### 练习题目
a) 以下三项陈述是否与这段访谈相符?请逐项回答“是”或“否”,并原文引出起决定作用的字句。(i) 免疫治疗被称为除手术、放疗和化疗之外的第四个肿瘤治疗主要方法。(ii) 文中提到的晚期黑色素瘤患者接受的是抗PD-1治疗。(iii) 肿瘤能使免疫系统误以为它是机体正常的一部分。
b) 这段访谈提到了哪几种肿瘤治疗的主要方法?请全部列出。
c) 这段访谈中从“Dr Lipson: Immune checkpoint”到“竟为免疫治疗带来了何种改变?”的部分,能否原样照抄下来?首尾两处都要包括在内。

### 所示文本
=====
Dr. Lipson:免疫治疗是目前除手术、放疗和化疗之外,第四个肿瘤治疗的主要方法。免疫治疗的好处在于它在晚期肿瘤患者中仍可以产生持久的抗肿瘤作用。例如,在接受抗CTLA-4治疗的晚期黑色素瘤患者中,我们已经证实治疗几年之后患者的病情仍然能够控制,这是因为经过治疗后患者的免疫系统“学会了”如何避免肿瘤进展。

<Oncology Frontier>: Immune checkpoint blockade is a more recent approach to immunotherapy. What changes have checkpoint blockade brought to immunotherapy?
Dr Lipson: Immune checkpoint blockade agents are drugs that modify regulatory proteins that exist in the immune environment and what they do is unleash the power of the immune system to affect tumor control. The immune system has to be regulated and it is tightly regulated by these immune checkpoint regulatory molecules. The drugs we are using, the checkpoint blockade agents, tilt the balance so that the immune system now understands that the cancer is something that is foreign and that it should be attacked in the body and not left alone to grow. The tumor can fool the immune system into thinking it is a normal part of the body when it should in fact be being quashed by the immune system.

  《肿瘤瞭望》:免疫检验点阻滞是一种新兴的免疫治疗手段。免疫检验点阻断究竟为免疫治疗带来了何种改变?
Dr. Lipson:免疫检验点阻滞剂是可以修饰免疫环境中的调节蛋白的一类药物,通过激活免疫系统的功能达到控制肿瘤的目的。免疫系统必须经过调控,一般都是受到这些免疫检验点调节分子的紧密调控。我们所使用的药物,即检验点阻滞剂,正是打破了这一调控的平衡,使机体免疫系统认识到肿瘤其实是外来物种,必须从体内清除而不能放任其生长。肿瘤理应被免疫系统清除时,但肿瘤却能迷惑免疫系统,使其认为肿瘤是机体正常的一部分。

  <Oncology Frontier>:  The monoclonal antibodies interfering with CTLA-4, PD-1-PD-L1 and TIM-3-GAL9 belong to the checkpoint inhibitors. What is your opinion on combination therapies?
=====
### 数据条目
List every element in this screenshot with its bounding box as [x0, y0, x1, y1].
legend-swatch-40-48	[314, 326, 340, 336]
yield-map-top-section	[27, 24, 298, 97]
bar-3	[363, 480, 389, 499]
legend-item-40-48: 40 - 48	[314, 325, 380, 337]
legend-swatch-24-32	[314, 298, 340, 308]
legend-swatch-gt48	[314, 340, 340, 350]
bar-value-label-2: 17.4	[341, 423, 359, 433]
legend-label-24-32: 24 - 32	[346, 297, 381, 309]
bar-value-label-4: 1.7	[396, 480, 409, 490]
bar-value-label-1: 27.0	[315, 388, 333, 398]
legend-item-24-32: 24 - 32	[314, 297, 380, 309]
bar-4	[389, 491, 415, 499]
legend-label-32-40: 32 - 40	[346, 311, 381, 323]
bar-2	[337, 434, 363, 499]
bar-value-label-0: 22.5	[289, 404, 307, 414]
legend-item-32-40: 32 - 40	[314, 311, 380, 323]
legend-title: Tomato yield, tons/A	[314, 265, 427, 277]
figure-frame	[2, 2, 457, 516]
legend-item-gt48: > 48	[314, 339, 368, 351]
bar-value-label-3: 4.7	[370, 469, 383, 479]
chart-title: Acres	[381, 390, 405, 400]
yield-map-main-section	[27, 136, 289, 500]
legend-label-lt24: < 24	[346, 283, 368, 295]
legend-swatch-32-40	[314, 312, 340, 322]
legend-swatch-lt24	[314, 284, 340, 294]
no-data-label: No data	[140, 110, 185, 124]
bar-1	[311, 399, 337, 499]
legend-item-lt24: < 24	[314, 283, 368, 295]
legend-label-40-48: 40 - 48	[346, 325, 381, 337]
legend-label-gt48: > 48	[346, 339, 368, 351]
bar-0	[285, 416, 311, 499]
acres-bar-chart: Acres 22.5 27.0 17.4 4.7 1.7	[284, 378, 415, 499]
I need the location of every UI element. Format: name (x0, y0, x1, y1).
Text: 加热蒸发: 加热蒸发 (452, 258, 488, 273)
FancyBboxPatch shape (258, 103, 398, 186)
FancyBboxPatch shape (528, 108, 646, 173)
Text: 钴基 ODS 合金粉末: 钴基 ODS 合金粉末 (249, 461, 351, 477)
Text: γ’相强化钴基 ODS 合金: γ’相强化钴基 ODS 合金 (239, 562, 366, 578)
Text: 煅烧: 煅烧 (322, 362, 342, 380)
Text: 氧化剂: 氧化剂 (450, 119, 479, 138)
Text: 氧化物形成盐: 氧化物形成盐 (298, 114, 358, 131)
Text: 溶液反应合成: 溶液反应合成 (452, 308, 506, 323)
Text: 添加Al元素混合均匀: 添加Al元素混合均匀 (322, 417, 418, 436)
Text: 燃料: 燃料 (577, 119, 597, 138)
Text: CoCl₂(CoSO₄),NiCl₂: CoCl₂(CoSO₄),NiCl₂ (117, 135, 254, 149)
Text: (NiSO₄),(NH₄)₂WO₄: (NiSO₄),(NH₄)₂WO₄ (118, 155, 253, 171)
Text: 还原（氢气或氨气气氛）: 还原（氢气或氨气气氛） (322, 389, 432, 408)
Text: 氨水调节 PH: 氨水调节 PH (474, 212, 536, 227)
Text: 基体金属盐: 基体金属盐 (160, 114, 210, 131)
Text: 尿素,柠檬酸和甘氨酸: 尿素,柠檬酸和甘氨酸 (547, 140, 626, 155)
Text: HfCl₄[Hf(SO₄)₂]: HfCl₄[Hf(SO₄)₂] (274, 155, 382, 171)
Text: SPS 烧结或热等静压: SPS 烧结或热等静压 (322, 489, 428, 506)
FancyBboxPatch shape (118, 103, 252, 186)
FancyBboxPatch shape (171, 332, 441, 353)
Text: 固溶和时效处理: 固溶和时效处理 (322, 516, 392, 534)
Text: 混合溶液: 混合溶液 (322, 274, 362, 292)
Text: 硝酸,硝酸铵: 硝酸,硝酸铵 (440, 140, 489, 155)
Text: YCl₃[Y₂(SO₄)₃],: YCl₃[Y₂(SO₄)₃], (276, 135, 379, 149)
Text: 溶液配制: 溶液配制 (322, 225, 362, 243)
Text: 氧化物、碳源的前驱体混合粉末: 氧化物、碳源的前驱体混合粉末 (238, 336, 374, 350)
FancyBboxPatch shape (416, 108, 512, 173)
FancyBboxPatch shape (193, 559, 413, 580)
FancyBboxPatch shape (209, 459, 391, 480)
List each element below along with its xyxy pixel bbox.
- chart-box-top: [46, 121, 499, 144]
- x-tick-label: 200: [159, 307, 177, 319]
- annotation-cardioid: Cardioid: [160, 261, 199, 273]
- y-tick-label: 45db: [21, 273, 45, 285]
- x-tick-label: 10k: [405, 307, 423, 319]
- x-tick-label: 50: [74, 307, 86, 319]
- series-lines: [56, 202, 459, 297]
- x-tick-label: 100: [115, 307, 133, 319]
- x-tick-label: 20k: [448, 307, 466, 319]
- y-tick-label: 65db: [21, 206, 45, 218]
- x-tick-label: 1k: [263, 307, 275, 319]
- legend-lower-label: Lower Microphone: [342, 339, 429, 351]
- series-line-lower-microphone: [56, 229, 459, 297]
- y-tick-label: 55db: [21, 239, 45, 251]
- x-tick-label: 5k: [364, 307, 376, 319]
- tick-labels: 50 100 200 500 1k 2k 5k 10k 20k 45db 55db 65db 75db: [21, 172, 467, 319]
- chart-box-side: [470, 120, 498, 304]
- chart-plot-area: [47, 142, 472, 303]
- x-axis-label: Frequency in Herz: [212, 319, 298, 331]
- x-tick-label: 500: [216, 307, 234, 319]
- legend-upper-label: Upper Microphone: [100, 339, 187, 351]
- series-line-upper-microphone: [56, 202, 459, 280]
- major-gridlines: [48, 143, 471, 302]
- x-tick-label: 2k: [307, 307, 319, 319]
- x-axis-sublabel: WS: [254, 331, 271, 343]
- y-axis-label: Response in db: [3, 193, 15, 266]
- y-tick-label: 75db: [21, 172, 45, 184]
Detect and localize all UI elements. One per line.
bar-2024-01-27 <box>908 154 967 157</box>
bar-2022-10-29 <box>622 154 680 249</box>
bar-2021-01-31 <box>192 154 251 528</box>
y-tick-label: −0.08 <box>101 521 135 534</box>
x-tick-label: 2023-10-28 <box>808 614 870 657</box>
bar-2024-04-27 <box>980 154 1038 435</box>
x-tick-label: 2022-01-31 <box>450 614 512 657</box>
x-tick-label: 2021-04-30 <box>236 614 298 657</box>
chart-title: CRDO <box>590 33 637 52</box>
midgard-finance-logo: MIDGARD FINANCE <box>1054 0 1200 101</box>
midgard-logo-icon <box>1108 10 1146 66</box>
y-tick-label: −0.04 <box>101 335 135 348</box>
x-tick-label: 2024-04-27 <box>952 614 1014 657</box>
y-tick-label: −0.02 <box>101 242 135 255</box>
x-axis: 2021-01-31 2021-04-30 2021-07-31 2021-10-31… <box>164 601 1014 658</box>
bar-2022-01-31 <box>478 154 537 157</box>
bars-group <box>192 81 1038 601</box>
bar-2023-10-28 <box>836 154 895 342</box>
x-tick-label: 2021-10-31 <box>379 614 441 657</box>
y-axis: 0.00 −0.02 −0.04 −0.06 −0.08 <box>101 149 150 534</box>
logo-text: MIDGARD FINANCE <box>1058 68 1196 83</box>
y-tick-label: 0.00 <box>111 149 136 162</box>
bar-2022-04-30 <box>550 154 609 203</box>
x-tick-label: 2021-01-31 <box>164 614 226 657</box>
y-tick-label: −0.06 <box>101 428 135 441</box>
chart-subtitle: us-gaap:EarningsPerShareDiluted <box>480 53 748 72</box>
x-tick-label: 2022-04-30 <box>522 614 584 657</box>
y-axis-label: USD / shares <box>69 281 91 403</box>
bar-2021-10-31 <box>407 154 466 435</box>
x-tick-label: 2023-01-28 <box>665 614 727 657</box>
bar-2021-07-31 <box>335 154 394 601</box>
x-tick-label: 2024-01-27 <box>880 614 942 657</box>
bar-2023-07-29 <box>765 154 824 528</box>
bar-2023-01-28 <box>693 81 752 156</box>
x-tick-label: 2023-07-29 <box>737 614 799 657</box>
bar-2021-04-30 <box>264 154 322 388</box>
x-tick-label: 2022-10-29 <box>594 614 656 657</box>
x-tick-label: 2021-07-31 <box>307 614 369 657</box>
=====
### 逐项答案
a)
(i) 是。“免疫治疗是目前除手术、放疗和化疗之外,第四个肿瘤治疗的主要方法。”
(ii) 否。“在接受抗CTLA-4治疗的晚期黑色素瘤患者中”
(iii) 是。“但肿瘤却能迷惑免疫系统,使其认为肿瘤是机体正常的一部分。”

b) 手术、放疗、化疗、免疫治疗

c)
Dr Lipson: Immune checkpoint blockade agents are drugs that modify regulatory proteins that exist in the immune environment and what they do is unleash the power of the immune system to affect tumor control. The immune system has to be regulated and it is tightly regulated by these immune checkpoint regulatory molecules. The drugs we are using, the checkpoint blockade agents, tilt the balance so that the immune system now understands that the cancer is something that is foreign and that it should be attacked in the body and not left alone to grow. The tumor can fool the immune system into thinking it is a normal part of the body when it should in fact be being quashed by the immune system.

  《肿瘤瞭望》:免疫检验点阻滞是一种新兴的免疫治疗手段。免疫检验点阻断究竟为免疫治疗带来了何种改变?